_Task_.
Write out each line word for word. Drop pictures.
--- Begin ---
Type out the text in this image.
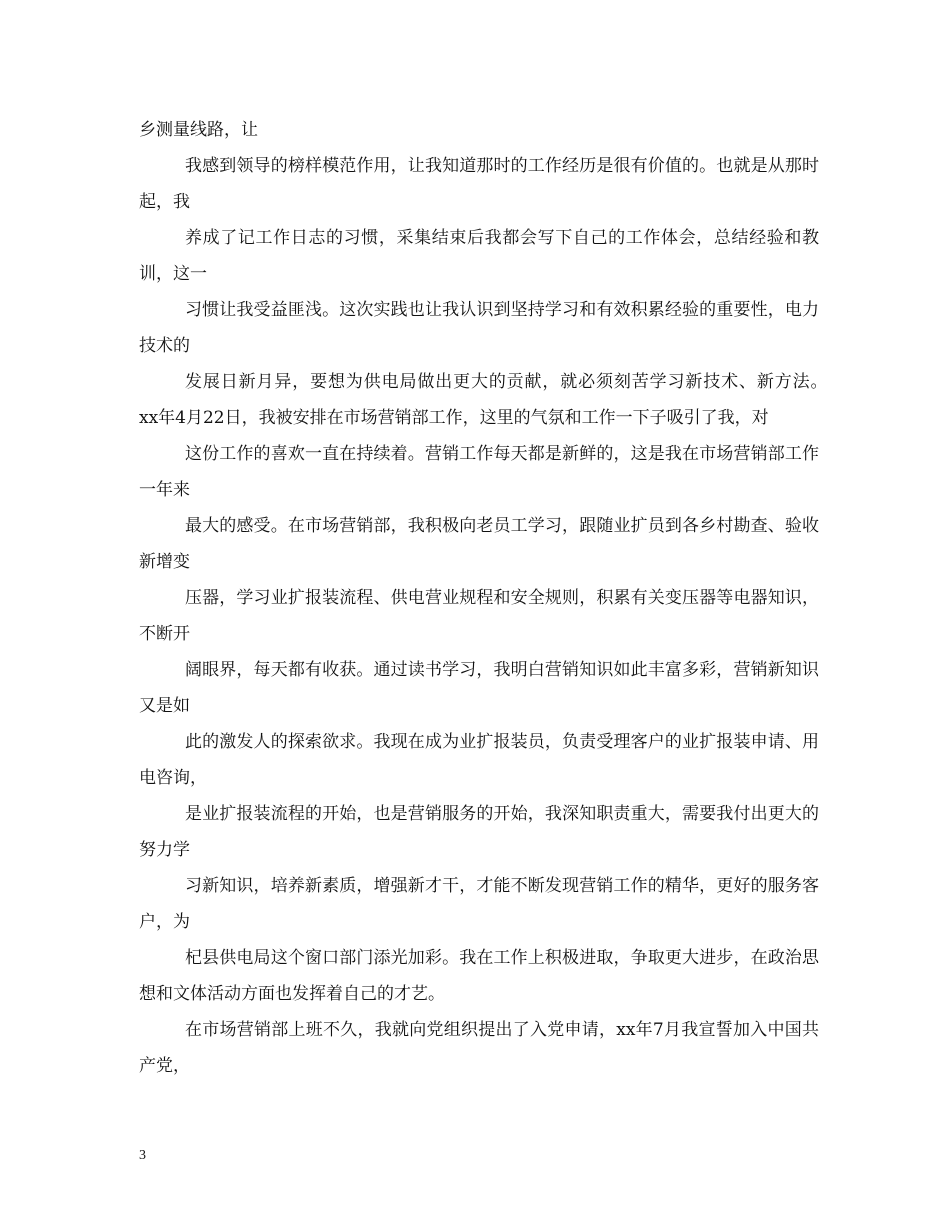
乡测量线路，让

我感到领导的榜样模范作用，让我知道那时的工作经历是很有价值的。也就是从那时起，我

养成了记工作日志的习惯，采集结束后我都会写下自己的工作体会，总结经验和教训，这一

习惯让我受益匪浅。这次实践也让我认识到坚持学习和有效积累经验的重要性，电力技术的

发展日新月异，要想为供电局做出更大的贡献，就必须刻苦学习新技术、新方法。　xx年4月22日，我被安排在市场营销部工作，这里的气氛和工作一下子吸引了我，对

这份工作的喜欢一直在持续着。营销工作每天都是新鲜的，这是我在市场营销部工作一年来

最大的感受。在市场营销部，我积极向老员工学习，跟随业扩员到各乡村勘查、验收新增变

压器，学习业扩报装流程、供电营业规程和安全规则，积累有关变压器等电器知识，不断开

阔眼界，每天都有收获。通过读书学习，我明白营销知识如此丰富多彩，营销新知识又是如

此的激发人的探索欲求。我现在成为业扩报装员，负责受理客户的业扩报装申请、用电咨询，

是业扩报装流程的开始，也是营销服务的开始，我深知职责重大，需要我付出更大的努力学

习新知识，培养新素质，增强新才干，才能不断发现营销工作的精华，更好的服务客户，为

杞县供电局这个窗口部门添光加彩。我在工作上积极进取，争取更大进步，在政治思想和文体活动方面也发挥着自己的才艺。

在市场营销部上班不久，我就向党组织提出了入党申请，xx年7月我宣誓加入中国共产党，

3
--- End ---
_The reply_.
Type out the text in this image.
乡测量线路，让

我感到领导的榜样模范作用，让我知道那时的工作经历是很有价值的。也就是从那时起，我

养成了记工作日志的习惯，采集结束后我都会写下自己的工作体会，总结经验和教训，这一

习惯让我受益匪浅。这次实践也让我认识到坚持学习和有效积累经验的重要性，电力技术的

发展日新月异，要想为供电局做出更大的贡献，就必须刻苦学习新技术、新方法。　xx年4月22日，我被安排在市场营销部工作，这里的气氛和工作一下子吸引了我，对

这份工作的喜欢一直在持续着。营销工作每天都是新鲜的，这是我在市场营销部工作一年来

最大的感受。在市场营销部，我积极向老员工学习，跟随业扩员到各乡村勘查、验收新增变

压器，学习业扩报装流程、供电营业规程和安全规则，积累有关变压器等电器知识，不断开

阔眼界，每天都有收获。通过读书学习，我明白营销知识如此丰富多彩，营销新知识又是如

此的激发人的探索欲求。我现在成为业扩报装员，负责受理客户的业扩报装申请、用电咨询，

是业扩报装流程的开始，也是营销服务的开始，我深知职责重大，需要我付出更大的努力学

习新知识，培养新素质，增强新才干，才能不断发现营销工作的精华，更好的服务客户，为

杞县供电局这个窗口部门添光加彩。我在工作上积极进取，争取更大进步，在政治思想和文体活动方面也发挥着自己的才艺。

在市场营销部上班不久，我就向党组织提出了入党申请，xx年7月我宣誓加入中国共产党，

3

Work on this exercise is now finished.